Copy the data exactly as it appears, and do not include any pictures.

Stored data:
[START]
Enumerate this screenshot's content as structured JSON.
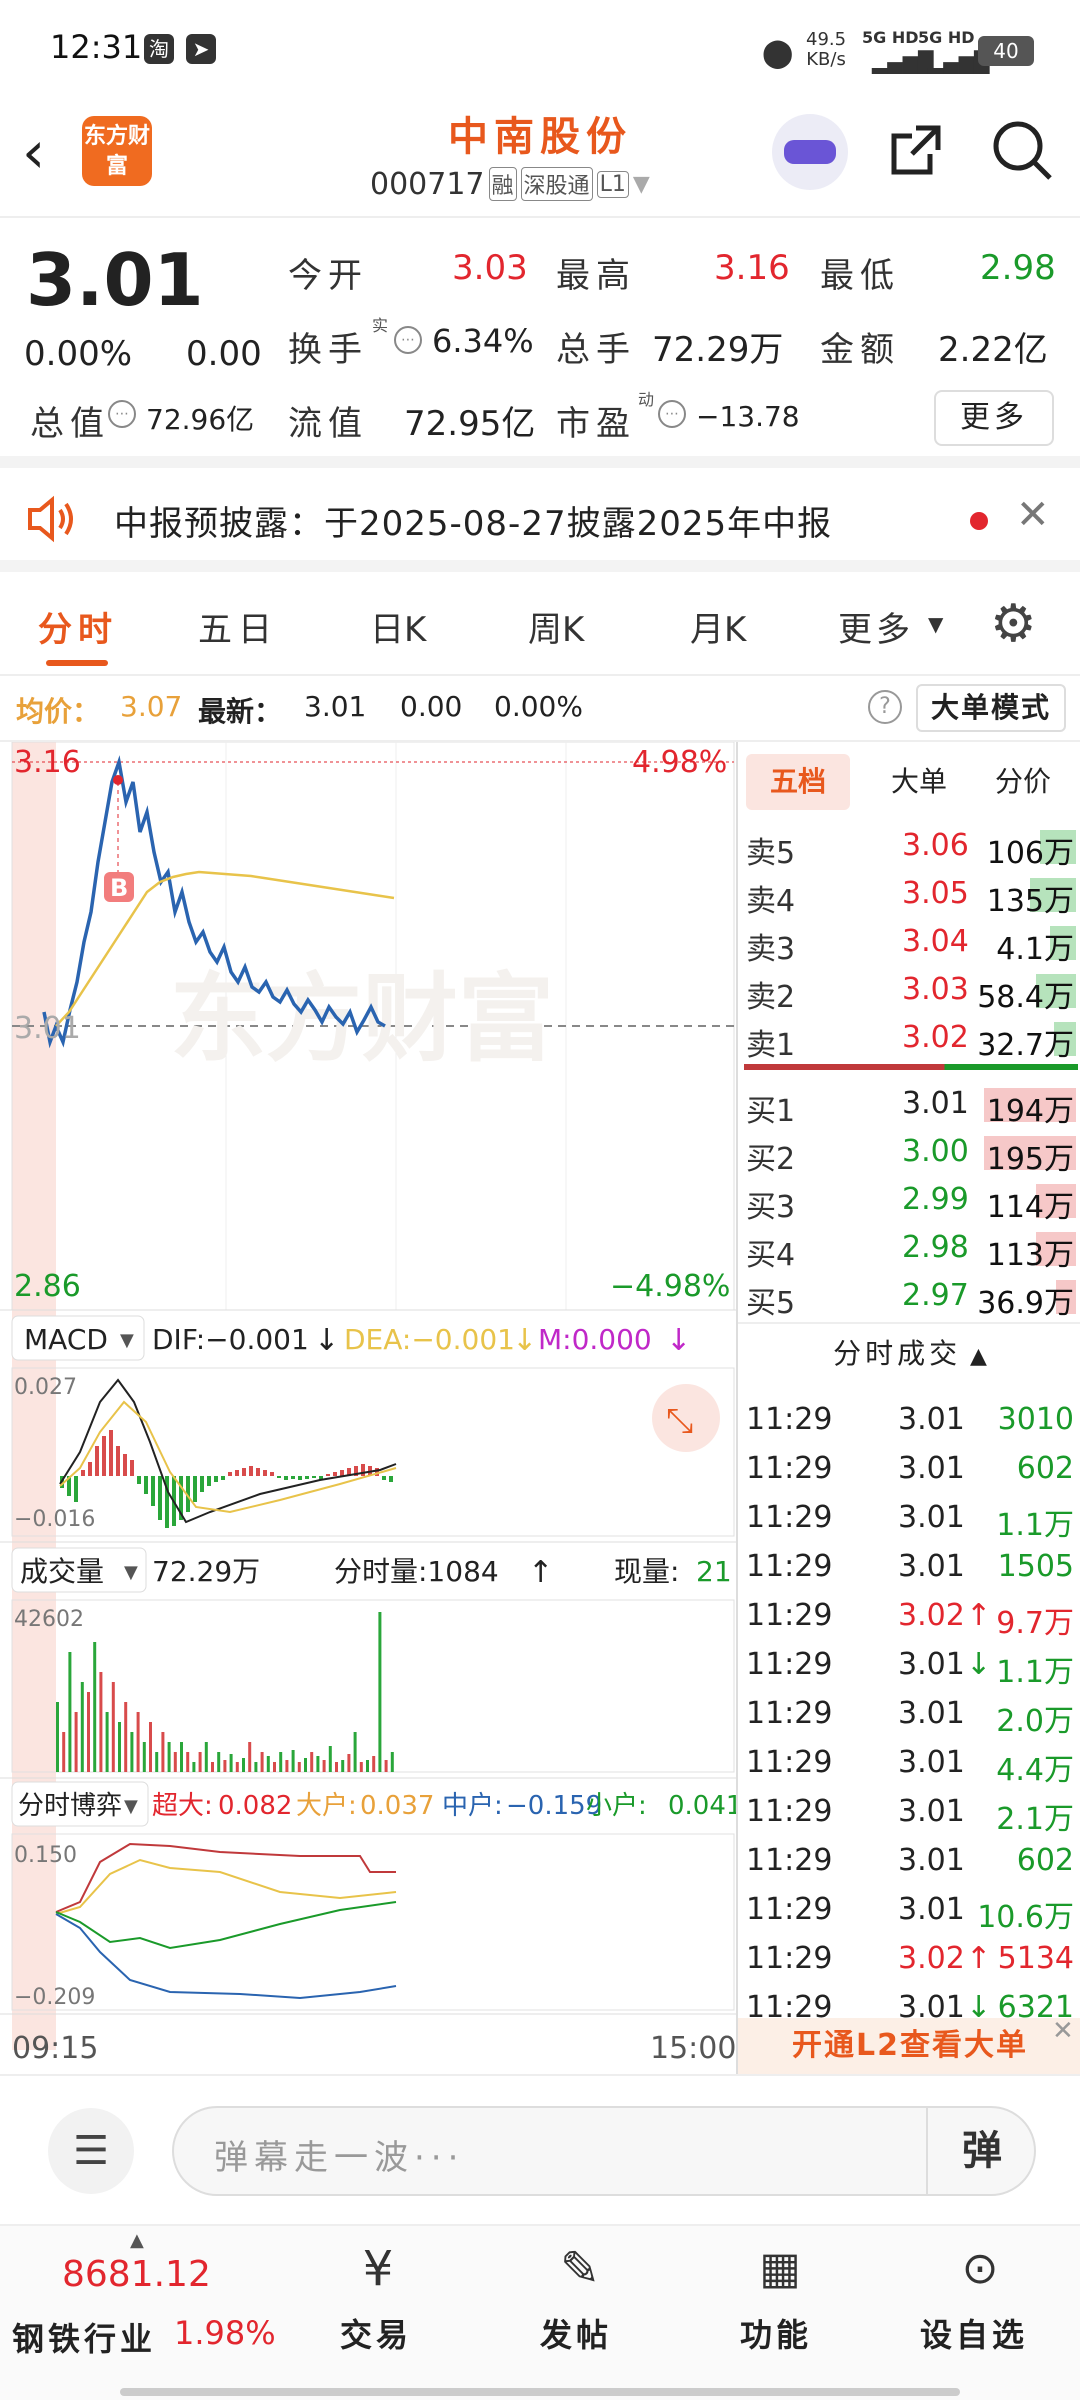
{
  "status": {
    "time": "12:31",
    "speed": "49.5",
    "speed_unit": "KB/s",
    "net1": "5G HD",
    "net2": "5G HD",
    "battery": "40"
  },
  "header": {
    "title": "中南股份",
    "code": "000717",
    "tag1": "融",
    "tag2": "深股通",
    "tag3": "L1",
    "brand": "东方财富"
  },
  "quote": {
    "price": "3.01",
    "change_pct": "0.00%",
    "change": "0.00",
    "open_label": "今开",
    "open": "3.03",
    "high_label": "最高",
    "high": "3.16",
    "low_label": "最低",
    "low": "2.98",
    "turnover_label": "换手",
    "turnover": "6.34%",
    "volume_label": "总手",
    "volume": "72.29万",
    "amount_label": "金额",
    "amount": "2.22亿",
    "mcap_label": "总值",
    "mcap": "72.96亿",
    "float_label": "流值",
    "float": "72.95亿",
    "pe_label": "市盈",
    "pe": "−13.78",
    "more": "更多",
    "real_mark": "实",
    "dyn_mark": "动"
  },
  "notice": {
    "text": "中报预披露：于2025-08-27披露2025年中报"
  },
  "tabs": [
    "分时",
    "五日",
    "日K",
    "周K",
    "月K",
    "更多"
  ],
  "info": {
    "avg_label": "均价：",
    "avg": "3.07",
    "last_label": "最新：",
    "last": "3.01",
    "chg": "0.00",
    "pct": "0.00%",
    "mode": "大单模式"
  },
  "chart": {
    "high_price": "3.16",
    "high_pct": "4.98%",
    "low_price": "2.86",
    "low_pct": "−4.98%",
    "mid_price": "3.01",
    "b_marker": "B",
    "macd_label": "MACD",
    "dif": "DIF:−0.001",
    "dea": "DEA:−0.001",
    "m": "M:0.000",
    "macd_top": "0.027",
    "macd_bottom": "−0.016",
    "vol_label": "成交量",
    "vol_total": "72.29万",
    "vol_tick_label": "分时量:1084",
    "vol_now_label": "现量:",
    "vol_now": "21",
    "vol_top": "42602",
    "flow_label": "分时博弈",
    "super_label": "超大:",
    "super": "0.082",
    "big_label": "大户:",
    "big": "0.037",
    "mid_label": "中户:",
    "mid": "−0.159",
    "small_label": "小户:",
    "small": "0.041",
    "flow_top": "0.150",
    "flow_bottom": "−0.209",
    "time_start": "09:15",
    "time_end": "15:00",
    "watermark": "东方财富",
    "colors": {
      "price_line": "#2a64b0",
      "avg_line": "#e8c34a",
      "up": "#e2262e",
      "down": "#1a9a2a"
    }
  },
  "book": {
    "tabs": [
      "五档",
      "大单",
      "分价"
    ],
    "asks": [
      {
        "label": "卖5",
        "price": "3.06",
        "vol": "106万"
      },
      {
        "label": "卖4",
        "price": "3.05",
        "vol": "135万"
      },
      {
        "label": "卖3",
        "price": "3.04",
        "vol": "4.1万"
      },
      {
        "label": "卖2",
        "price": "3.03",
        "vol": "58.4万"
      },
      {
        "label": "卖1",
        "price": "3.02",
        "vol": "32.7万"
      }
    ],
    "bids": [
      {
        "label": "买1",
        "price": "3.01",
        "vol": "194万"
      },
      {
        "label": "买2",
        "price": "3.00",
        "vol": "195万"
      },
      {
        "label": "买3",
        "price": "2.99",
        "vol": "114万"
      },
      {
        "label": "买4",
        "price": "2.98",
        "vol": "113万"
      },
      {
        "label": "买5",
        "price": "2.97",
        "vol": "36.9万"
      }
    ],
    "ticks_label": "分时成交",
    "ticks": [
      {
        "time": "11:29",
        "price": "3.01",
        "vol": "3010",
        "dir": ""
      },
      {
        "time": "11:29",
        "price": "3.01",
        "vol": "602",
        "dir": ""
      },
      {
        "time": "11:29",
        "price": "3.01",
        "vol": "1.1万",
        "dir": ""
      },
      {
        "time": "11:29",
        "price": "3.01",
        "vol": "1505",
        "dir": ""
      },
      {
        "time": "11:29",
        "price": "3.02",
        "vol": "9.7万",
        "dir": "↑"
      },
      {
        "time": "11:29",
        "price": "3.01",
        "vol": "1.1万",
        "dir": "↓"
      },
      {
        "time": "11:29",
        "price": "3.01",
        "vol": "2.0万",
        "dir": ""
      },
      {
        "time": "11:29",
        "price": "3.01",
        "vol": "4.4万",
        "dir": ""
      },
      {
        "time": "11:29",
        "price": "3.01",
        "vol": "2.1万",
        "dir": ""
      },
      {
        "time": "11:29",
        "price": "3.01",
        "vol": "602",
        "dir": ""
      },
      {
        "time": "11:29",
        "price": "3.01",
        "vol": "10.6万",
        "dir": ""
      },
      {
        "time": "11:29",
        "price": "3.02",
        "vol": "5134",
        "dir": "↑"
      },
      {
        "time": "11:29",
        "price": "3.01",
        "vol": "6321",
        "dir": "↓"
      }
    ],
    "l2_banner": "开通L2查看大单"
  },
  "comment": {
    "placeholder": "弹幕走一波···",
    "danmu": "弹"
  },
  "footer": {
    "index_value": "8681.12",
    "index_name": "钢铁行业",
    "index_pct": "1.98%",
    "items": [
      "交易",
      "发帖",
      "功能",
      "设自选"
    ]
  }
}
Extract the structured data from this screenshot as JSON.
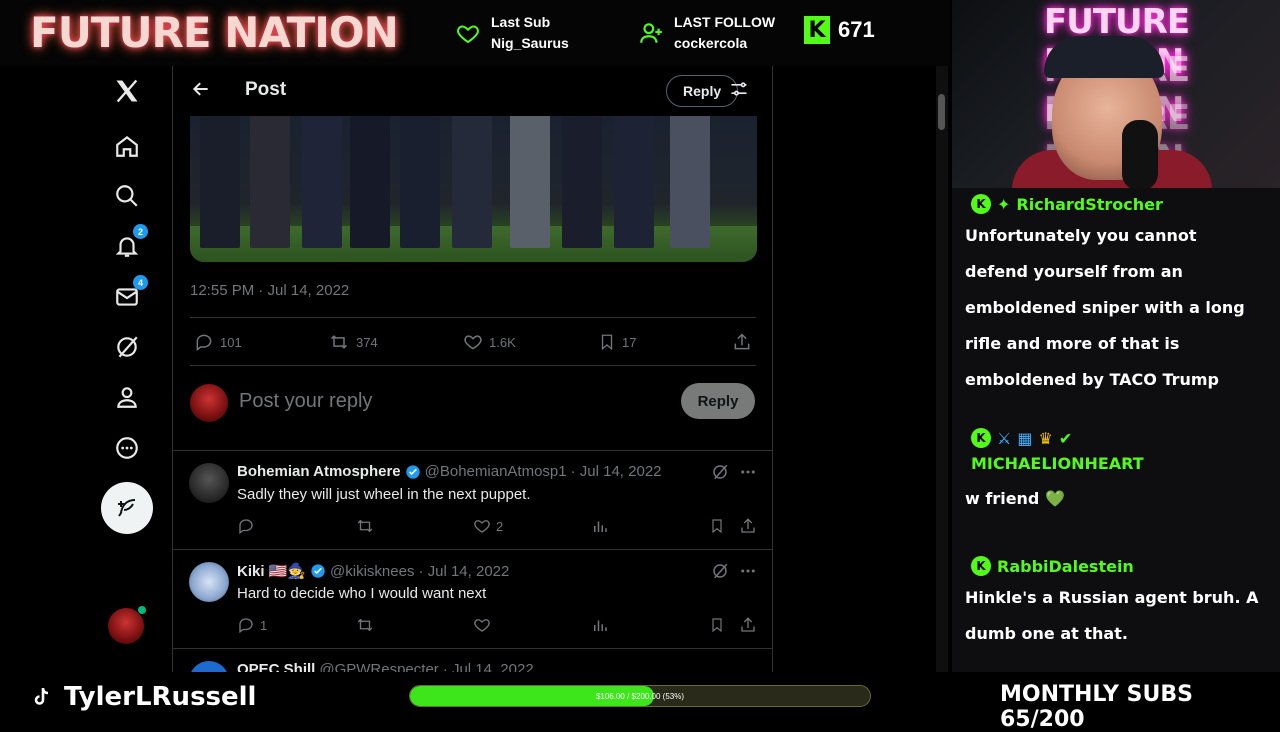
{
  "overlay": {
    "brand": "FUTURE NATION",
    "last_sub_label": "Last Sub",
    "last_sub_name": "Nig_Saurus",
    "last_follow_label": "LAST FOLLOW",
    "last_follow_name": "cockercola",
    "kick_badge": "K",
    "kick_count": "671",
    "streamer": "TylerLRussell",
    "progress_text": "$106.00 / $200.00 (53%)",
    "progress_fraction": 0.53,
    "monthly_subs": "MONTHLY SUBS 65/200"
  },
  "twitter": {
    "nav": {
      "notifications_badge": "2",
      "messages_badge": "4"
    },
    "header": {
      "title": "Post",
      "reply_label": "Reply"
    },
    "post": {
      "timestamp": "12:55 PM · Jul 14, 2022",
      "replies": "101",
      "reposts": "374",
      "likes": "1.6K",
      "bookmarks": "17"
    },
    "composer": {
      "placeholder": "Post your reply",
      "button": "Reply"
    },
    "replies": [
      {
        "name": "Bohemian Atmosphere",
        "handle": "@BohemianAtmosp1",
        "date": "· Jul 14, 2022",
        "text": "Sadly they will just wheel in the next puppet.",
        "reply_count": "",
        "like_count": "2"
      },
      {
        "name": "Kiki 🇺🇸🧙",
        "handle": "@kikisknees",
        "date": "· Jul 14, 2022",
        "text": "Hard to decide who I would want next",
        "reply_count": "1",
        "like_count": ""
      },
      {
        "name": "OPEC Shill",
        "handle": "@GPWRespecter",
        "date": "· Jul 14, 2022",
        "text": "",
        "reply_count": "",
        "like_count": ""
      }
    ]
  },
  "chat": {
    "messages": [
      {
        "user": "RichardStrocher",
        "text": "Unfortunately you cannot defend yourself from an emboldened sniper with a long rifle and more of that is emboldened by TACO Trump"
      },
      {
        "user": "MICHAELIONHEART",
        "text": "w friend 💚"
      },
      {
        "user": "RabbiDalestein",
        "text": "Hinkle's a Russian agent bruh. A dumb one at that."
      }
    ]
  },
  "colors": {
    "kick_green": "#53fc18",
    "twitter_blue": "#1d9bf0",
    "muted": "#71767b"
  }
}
[END]
[Final result]:
Enumerate this screenshot's content as structured JSON.
{
  "status": {
    "time": "12:31",
    "speed": "49.5",
    "speed_unit": "KB/s",
    "net1": "5G HD",
    "net2": "5G HD",
    "battery": "40"
  },
  "header": {
    "title": "中南股份",
    "code": "000717",
    "tag1": "融",
    "tag2": "深股通",
    "tag3": "L1",
    "brand": "东方财富"
  },
  "quote": {
    "price": "3.01",
    "change_pct": "0.00%",
    "change": "0.00",
    "open_label": "今开",
    "open": "3.03",
    "high_label": "最高",
    "high": "3.16",
    "low_label": "最低",
    "low": "2.98",
    "turnover_label": "换手",
    "turnover": "6.34%",
    "volume_label": "总手",
    "volume": "72.29万",
    "amount_label": "金额",
    "amount": "2.22亿",
    "mcap_label": "总值",
    "mcap": "72.96亿",
    "float_label": "流值",
    "float": "72.95亿",
    "pe_label": "市盈",
    "pe": "−13.78",
    "more": "更多",
    "real_mark": "实",
    "dyn_mark": "动"
  },
  "notice": {
    "text": "中报预披露：于2025-08-27披露2025年中报"
  },
  "tabs": [
    "分时",
    "五日",
    "日K",
    "周K",
    "月K",
    "更多"
  ],
  "info": {
    "avg_label": "均价：",
    "avg": "3.07",
    "last_label": "最新：",
    "last": "3.01",
    "chg": "0.00",
    "pct": "0.00%",
    "mode": "大单模式"
  },
  "chart": {
    "high_price": "3.16",
    "high_pct": "4.98%",
    "low_price": "2.86",
    "low_pct": "−4.98%",
    "mid_price": "3.01",
    "b_marker": "B",
    "macd_label": "MACD",
    "dif": "DIF:−0.001",
    "dea": "DEA:−0.001",
    "m": "M:0.000",
    "macd_top": "0.027",
    "macd_bottom": "−0.016",
    "vol_label": "成交量",
    "vol_total": "72.29万",
    "vol_tick_label": "分时量:1084",
    "vol_now_label": "现量:",
    "vol_now": "21",
    "vol_top": "42602",
    "flow_label": "分时博弈",
    "super_label": "超大:",
    "super": "0.082",
    "big_label": "大户:",
    "big": "0.037",
    "mid_label": "中户:",
    "mid": "−0.159",
    "small_label": "小户:",
    "small": "0.041",
    "flow_top": "0.150",
    "flow_bottom": "−0.209",
    "time_start": "09:15",
    "time_end": "15:00",
    "watermark": "东方财富",
    "colors": {
      "price_line": "#2a64b0",
      "avg_line": "#e8c34a",
      "up": "#e2262e",
      "down": "#1a9a2a"
    }
  },
  "book": {
    "tabs": [
      "五档",
      "大单",
      "分价"
    ],
    "asks": [
      {
        "label": "卖5",
        "price": "3.06",
        "vol": "106万"
      },
      {
        "label": "卖4",
        "price": "3.05",
        "vol": "135万"
      },
      {
        "label": "卖3",
        "price": "3.04",
        "vol": "4.1万"
      },
      {
        "label": "卖2",
        "price": "3.03",
        "vol": "58.4万"
      },
      {
        "label": "卖1",
        "price": "3.02",
        "vol": "32.7万"
      }
    ],
    "bids": [
      {
        "label": "买1",
        "price": "3.01",
        "vol": "194万"
      },
      {
        "label": "买2",
        "price": "3.00",
        "vol": "195万"
      },
      {
        "label": "买3",
        "price": "2.99",
        "vol": "114万"
      },
      {
        "label": "买4",
        "price": "2.98",
        "vol": "113万"
      },
      {
        "label": "买5",
        "price": "2.97",
        "vol": "36.9万"
      }
    ],
    "ticks_label": "分时成交",
    "ticks": [
      {
        "time": "11:29",
        "price": "3.01",
        "vol": "3010",
        "dir": ""
      },
      {
        "time": "11:29",
        "price": "3.01",
        "vol": "602",
        "dir": ""
      },
      {
        "time": "11:29",
        "price": "3.01",
        "vol": "1.1万",
        "dir": ""
      },
      {
        "time": "11:29",
        "price": "3.01",
        "vol": "1505",
        "dir": ""
      },
      {
        "time": "11:29",
        "price": "3.02",
        "vol": "9.7万",
        "dir": "↑"
      },
      {
        "time": "11:29",
        "price": "3.01",
        "vol": "1.1万",
        "dir": "↓"
      },
      {
        "time": "11:29",
        "price": "3.01",
        "vol": "2.0万",
        "dir": ""
      },
      {
        "time": "11:29",
        "price": "3.01",
        "vol": "4.4万",
        "dir": ""
      },
      {
        "time": "11:29",
        "price": "3.01",
        "vol": "2.1万",
        "dir": ""
      },
      {
        "time": "11:29",
        "price": "3.01",
        "vol": "602",
        "dir": ""
      },
      {
        "time": "11:29",
        "price": "3.01",
        "vol": "10.6万",
        "dir": ""
      },
      {
        "time": "11:29",
        "price": "3.02",
        "vol": "5134",
        "dir": "↑"
      },
      {
        "time": "11:29",
        "price": "3.01",
        "vol": "6321",
        "dir": "↓"
      }
    ],
    "l2_banner": "开通L2查看大单"
  },
  "comment": {
    "placeholder": "弹幕走一波···",
    "danmu": "弹"
  },
  "footer": {
    "index_value": "8681.12",
    "index_name": "钢铁行业",
    "index_pct": "1.98%",
    "items": [
      "交易",
      "发帖",
      "功能",
      "设自选"
    ]
  }
}
Extract the structured data from this screenshot as JSON.
{
  "overlay": {
    "brand": "FUTURE NATION",
    "last_sub_label": "Last Sub",
    "last_sub_name": "Nig_Saurus",
    "last_follow_label": "LAST FOLLOW",
    "last_follow_name": "cockercola",
    "kick_badge": "K",
    "kick_count": "671",
    "streamer": "TylerLRussell",
    "progress_text": "$106.00 / $200.00 (53%)",
    "progress_fraction": 0.53,
    "monthly_subs": "MONTHLY SUBS 65/200"
  },
  "twitter": {
    "nav": {
      "notifications_badge": "2",
      "messages_badge": "4"
    },
    "header": {
      "title": "Post",
      "reply_label": "Reply"
    },
    "post": {
      "timestamp": "12:55 PM · Jul 14, 2022",
      "replies": "101",
      "reposts": "374",
      "likes": "1.6K",
      "bookmarks": "17"
    },
    "composer": {
      "placeholder": "Post your reply",
      "button": "Reply"
    },
    "replies": [
      {
        "name": "Bohemian Atmosphere",
        "handle": "@BohemianAtmosp1",
        "date": "· Jul 14, 2022",
        "text": "Sadly they will just wheel in the next puppet.",
        "reply_count": "",
        "like_count": "2"
      },
      {
        "name": "Kiki 🇺🇸🧙",
        "handle": "@kikisknees",
        "date": "· Jul 14, 2022",
        "text": "Hard to decide who I would want next",
        "reply_count": "1",
        "like_count": ""
      },
      {
        "name": "OPEC Shill",
        "handle": "@GPWRespecter",
        "date": "· Jul 14, 2022",
        "text": "",
        "reply_count": "",
        "like_count": ""
      }
    ]
  },
  "chat": {
    "messages": [
      {
        "user": "RichardStrocher",
        "text": "Unfortunately you cannot defend yourself from an emboldened sniper with a long rifle and more of that is emboldened by TACO Trump"
      },
      {
        "user": "MICHAELIONHEART",
        "text": "w friend 💚"
      },
      {
        "user": "RabbiDalestein",
        "text": "Hinkle's a Russian agent bruh. A dumb one at that."
      }
    ]
  },
  "colors": {
    "kick_green": "#53fc18",
    "twitter_blue": "#1d9bf0",
    "muted": "#71767b"
  }
}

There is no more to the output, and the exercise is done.